[Collected data]
- - - - - - -

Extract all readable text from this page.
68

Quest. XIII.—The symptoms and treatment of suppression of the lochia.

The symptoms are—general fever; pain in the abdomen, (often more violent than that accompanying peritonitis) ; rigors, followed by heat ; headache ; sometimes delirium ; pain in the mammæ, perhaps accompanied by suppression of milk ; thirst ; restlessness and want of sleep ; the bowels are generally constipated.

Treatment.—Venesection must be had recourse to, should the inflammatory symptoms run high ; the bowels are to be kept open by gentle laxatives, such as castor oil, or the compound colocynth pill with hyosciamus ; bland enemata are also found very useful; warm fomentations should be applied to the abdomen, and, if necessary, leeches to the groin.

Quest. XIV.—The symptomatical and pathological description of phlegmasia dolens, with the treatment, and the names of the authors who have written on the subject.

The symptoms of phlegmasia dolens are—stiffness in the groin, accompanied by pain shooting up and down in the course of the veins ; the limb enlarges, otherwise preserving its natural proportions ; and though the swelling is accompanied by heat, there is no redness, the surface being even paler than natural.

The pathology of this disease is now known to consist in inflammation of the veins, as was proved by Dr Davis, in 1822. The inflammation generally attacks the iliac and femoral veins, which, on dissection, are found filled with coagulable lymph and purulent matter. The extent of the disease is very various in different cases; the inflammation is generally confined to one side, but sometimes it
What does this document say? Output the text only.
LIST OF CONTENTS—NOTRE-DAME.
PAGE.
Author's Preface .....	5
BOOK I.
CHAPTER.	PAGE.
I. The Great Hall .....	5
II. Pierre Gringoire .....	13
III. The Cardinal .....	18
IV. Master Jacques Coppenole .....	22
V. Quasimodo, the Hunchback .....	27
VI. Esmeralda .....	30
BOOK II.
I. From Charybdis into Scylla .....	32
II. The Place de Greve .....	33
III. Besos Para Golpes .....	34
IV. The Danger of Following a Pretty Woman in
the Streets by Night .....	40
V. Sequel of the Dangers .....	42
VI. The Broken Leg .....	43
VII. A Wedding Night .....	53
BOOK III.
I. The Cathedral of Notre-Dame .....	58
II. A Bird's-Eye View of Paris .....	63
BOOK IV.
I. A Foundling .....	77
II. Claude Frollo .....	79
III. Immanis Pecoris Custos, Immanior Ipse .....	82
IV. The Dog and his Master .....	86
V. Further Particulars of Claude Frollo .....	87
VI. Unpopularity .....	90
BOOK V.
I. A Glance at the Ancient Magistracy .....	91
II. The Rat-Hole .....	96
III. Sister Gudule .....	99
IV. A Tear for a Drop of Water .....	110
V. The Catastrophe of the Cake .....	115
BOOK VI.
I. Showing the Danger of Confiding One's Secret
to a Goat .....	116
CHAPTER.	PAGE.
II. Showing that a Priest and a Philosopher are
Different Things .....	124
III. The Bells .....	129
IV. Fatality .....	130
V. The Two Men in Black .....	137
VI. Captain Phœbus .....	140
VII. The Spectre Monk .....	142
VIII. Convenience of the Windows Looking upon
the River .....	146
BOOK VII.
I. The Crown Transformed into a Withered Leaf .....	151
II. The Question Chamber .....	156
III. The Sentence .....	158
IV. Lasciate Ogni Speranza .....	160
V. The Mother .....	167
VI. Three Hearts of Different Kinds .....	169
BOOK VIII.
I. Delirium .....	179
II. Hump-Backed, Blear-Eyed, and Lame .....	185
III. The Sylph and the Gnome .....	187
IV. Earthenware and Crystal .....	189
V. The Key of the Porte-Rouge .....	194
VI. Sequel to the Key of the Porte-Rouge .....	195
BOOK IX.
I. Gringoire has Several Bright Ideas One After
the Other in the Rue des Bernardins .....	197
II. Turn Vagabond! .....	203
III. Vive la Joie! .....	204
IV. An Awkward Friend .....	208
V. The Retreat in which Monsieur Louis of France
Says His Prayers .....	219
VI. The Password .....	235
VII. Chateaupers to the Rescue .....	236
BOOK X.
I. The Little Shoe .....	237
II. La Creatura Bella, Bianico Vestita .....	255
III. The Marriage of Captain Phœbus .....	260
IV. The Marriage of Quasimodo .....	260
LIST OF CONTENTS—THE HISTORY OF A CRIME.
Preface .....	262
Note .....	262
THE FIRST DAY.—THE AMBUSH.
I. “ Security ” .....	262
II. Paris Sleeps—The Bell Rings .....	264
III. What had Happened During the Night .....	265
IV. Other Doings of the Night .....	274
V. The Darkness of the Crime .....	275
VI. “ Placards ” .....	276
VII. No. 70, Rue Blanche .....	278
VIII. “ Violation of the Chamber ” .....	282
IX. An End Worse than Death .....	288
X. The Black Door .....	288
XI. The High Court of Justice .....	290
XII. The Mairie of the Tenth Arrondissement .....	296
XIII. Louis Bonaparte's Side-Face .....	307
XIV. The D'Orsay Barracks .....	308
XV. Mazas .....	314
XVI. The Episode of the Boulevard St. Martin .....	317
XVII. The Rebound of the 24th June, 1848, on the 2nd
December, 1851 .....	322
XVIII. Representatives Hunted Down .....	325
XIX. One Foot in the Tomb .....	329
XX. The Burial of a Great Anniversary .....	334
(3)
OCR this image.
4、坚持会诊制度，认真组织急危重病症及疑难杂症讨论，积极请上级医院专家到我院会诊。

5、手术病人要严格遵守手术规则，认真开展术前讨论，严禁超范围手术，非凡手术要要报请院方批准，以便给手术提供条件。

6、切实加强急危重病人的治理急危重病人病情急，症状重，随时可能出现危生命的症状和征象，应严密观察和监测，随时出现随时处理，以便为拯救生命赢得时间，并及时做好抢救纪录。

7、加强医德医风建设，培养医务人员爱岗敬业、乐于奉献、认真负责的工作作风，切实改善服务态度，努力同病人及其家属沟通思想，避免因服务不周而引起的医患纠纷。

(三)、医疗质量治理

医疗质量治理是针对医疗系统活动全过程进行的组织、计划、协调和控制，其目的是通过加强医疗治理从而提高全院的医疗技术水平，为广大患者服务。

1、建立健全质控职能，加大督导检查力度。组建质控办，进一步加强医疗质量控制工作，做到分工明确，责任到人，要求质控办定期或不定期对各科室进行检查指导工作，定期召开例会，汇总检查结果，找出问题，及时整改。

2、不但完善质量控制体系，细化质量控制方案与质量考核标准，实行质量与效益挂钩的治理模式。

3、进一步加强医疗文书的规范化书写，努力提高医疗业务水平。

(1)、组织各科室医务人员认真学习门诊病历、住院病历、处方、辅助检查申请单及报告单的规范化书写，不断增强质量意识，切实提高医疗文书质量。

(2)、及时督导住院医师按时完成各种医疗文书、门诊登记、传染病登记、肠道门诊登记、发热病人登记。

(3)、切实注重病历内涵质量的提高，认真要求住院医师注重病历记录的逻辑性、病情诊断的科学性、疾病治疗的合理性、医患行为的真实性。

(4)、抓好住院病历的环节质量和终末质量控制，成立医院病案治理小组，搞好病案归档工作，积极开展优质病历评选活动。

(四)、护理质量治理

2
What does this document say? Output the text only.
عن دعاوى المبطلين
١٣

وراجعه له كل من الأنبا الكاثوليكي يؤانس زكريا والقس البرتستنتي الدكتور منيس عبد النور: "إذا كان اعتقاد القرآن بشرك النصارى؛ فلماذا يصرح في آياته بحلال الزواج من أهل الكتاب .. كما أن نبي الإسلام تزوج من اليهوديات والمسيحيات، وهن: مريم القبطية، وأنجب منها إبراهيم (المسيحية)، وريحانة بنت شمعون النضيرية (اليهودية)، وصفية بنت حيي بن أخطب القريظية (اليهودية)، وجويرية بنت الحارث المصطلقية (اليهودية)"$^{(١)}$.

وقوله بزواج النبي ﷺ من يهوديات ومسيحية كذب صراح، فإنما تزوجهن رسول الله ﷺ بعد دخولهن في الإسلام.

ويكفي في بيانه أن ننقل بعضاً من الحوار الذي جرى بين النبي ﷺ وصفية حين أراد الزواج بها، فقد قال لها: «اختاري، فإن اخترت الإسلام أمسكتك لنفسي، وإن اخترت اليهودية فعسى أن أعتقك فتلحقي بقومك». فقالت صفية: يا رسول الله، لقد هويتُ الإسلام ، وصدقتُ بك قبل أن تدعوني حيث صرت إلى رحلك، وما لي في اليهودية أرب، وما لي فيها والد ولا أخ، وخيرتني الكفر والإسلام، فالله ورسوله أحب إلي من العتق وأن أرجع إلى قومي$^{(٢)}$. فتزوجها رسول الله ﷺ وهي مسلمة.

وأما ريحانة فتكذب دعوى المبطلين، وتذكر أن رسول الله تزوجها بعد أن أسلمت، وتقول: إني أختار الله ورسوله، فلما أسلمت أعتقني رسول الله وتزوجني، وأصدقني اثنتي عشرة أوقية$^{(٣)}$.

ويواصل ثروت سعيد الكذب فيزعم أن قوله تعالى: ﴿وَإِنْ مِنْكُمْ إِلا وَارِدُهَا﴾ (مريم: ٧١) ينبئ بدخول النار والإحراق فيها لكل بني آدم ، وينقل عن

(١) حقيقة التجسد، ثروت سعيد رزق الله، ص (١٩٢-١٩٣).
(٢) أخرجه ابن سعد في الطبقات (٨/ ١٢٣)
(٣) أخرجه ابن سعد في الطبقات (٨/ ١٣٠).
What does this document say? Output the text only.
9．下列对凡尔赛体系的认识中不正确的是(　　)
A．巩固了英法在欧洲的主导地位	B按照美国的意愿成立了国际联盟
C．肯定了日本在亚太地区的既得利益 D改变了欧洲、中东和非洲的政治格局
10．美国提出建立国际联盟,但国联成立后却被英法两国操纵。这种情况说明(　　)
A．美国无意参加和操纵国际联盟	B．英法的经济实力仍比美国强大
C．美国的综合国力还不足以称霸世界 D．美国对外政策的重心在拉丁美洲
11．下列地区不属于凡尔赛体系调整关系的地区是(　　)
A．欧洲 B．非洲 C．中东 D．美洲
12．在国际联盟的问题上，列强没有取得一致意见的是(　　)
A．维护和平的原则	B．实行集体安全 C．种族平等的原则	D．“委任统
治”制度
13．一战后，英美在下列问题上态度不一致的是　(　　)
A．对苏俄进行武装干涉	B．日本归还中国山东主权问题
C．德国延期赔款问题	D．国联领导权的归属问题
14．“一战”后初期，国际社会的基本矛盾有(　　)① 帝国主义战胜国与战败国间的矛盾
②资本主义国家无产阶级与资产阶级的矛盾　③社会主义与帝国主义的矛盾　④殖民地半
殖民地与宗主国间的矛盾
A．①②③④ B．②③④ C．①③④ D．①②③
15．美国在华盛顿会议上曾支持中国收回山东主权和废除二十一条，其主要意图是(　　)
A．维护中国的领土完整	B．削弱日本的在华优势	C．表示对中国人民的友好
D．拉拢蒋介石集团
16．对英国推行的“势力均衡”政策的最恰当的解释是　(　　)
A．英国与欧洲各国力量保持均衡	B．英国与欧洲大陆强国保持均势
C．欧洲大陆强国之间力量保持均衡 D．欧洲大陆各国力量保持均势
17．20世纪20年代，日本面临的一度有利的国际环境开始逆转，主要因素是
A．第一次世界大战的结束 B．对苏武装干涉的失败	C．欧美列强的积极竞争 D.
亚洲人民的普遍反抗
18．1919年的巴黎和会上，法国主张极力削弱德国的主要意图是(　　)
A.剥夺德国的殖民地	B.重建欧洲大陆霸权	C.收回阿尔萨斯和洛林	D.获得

- - - - - - -

* _EXERCISE BRIEF_
Write down only the number of lines that contain the string "CONTENTS" in the listing.

* _WORKED ANSWER_
2